[Figure collection entries]
# # #

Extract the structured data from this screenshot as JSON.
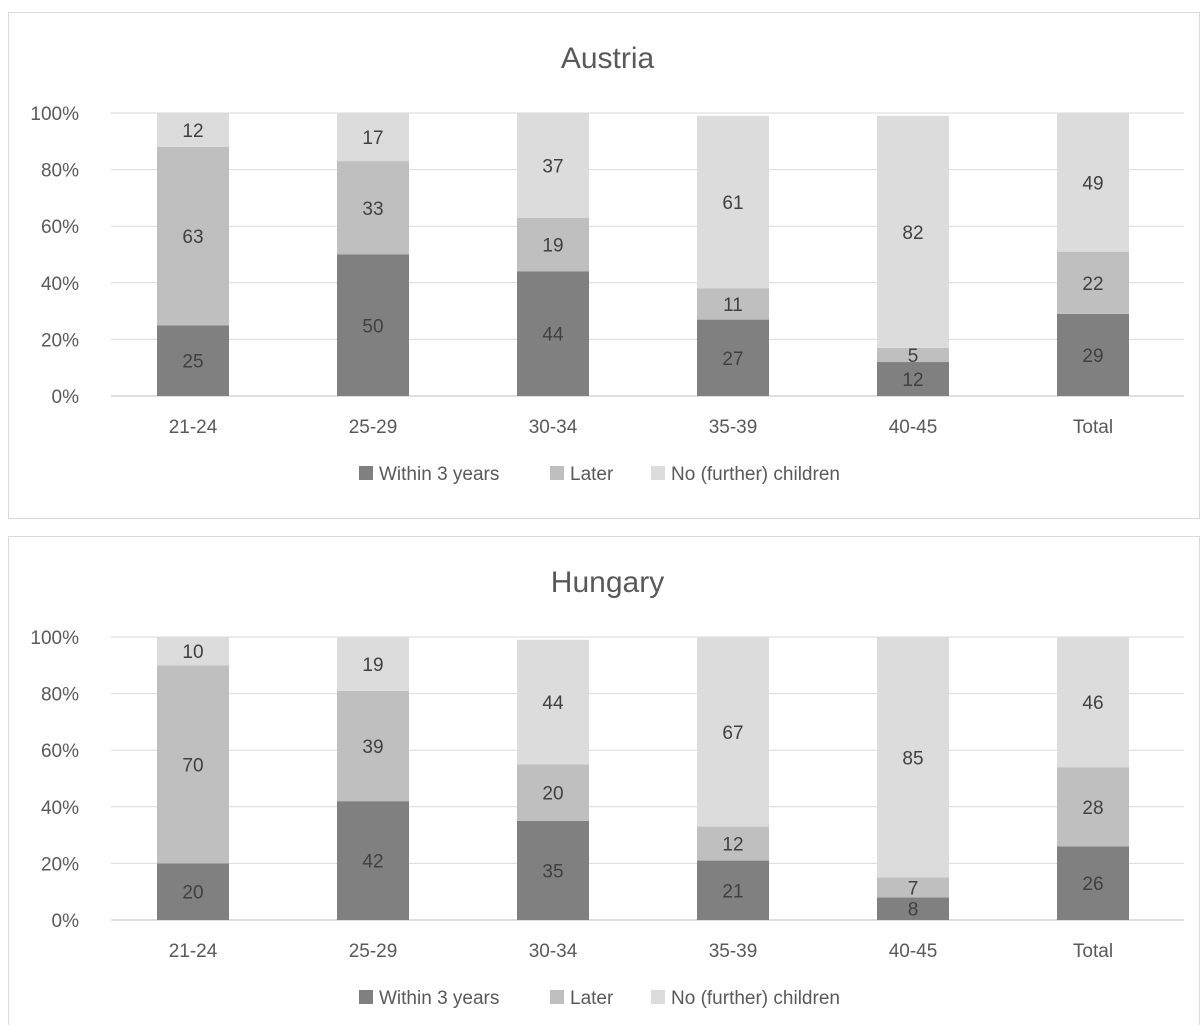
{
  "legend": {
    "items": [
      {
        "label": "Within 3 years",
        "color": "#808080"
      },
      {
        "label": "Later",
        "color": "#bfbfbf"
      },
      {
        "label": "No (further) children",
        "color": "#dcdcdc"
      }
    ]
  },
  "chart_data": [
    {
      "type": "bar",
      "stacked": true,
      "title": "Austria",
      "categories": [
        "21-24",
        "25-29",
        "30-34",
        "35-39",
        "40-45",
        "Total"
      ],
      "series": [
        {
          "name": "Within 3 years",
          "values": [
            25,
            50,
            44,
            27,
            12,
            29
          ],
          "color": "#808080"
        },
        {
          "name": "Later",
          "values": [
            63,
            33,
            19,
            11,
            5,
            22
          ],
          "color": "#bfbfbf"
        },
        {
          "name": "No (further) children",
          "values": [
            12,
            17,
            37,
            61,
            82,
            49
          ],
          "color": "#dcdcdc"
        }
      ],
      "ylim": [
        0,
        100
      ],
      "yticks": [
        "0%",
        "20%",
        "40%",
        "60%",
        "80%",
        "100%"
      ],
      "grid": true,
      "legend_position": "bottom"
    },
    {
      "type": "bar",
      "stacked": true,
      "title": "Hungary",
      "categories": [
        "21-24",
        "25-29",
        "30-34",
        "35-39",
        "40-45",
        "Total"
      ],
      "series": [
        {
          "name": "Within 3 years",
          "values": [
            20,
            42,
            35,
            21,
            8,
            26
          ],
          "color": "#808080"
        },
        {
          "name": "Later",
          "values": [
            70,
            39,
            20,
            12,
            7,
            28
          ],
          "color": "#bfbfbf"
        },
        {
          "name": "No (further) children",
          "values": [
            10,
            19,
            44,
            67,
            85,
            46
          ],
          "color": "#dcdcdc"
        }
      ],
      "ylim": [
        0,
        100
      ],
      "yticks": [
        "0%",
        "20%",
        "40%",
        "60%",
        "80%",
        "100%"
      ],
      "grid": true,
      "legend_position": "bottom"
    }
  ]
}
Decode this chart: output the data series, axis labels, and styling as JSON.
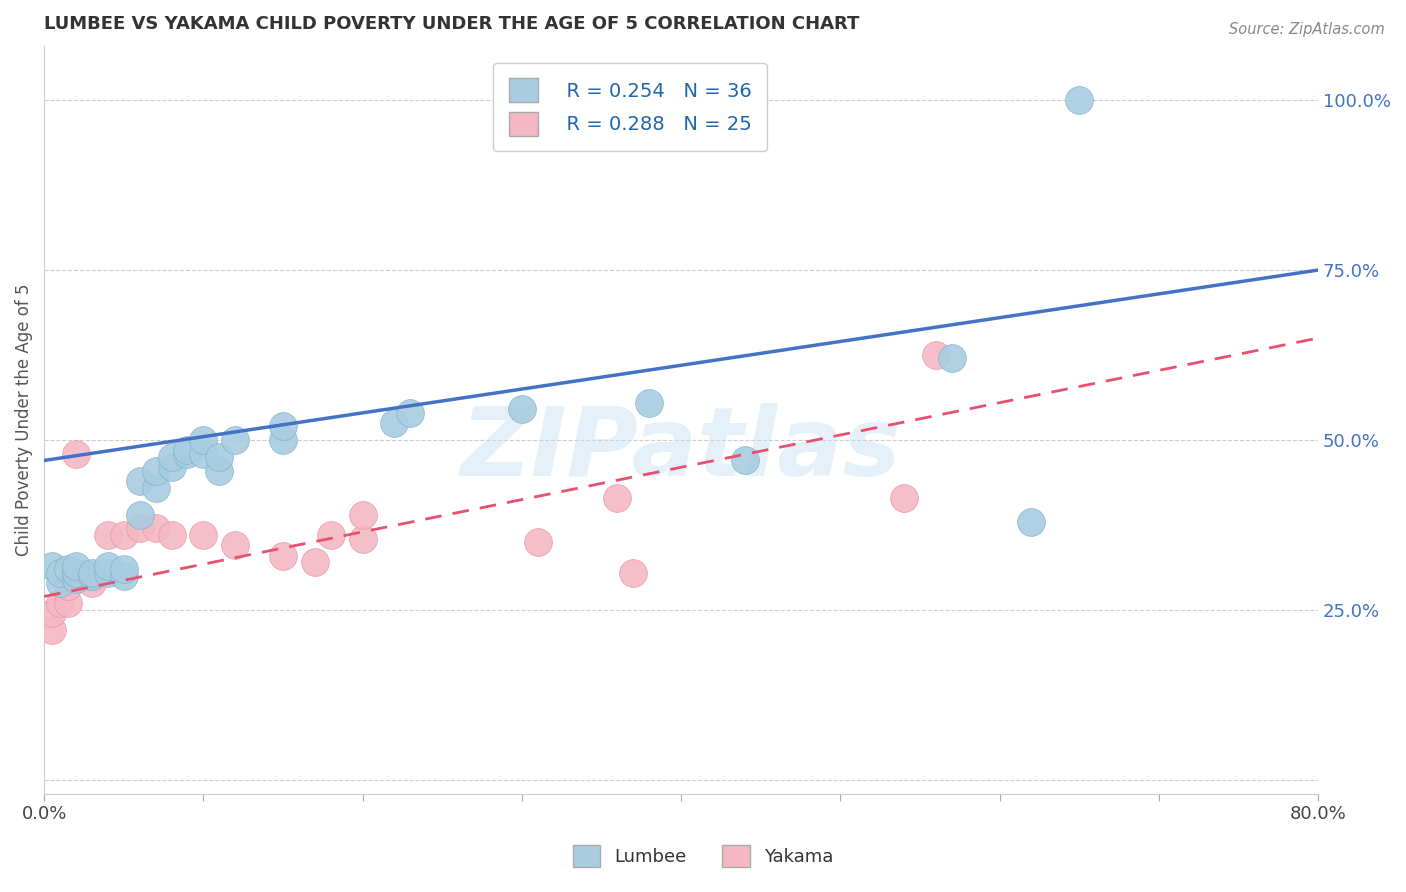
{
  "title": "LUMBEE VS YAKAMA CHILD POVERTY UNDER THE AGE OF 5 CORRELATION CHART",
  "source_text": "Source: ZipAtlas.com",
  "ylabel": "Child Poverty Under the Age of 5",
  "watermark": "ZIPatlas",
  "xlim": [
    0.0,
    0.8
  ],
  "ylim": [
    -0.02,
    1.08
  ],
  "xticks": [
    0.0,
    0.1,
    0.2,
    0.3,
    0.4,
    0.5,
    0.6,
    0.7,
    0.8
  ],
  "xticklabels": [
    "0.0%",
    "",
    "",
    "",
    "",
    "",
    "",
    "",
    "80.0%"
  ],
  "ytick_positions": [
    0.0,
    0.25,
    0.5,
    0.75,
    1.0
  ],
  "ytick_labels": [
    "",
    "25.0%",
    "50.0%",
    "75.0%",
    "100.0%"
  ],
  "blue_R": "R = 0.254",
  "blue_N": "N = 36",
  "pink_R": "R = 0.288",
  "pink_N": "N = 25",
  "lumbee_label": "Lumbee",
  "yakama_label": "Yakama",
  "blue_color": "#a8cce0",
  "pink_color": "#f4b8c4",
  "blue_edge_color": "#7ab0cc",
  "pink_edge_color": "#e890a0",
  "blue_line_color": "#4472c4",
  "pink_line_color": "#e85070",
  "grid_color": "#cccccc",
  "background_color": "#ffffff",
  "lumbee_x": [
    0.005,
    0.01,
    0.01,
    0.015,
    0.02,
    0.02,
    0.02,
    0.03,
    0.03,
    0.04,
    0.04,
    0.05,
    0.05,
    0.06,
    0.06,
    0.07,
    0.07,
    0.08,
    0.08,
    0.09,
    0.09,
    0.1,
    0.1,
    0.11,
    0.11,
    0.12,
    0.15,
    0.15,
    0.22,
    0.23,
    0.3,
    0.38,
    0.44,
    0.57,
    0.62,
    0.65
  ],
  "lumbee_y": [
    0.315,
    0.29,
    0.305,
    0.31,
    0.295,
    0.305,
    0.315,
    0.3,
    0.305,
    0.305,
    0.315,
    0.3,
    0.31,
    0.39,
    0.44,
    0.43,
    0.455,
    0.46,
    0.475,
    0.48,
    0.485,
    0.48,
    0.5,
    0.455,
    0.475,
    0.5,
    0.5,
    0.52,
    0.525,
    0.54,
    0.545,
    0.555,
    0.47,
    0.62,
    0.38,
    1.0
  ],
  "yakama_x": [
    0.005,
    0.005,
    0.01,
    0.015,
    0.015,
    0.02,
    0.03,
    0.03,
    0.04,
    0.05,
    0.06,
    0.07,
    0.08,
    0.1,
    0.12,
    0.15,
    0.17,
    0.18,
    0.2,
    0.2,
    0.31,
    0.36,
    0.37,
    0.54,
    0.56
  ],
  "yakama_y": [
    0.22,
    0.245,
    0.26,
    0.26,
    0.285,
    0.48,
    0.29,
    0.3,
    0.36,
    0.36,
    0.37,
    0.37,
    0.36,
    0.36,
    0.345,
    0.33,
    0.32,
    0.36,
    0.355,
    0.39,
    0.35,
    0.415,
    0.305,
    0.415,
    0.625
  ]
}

# # #

■ TASK OBJECTIVE
Report all lines of the data that include the word "this".

■ FINAL ANSWER
Extract the structured data from this screenshot as JSON.
Decode this chart: output the data series, axis labels, and styling as JSON.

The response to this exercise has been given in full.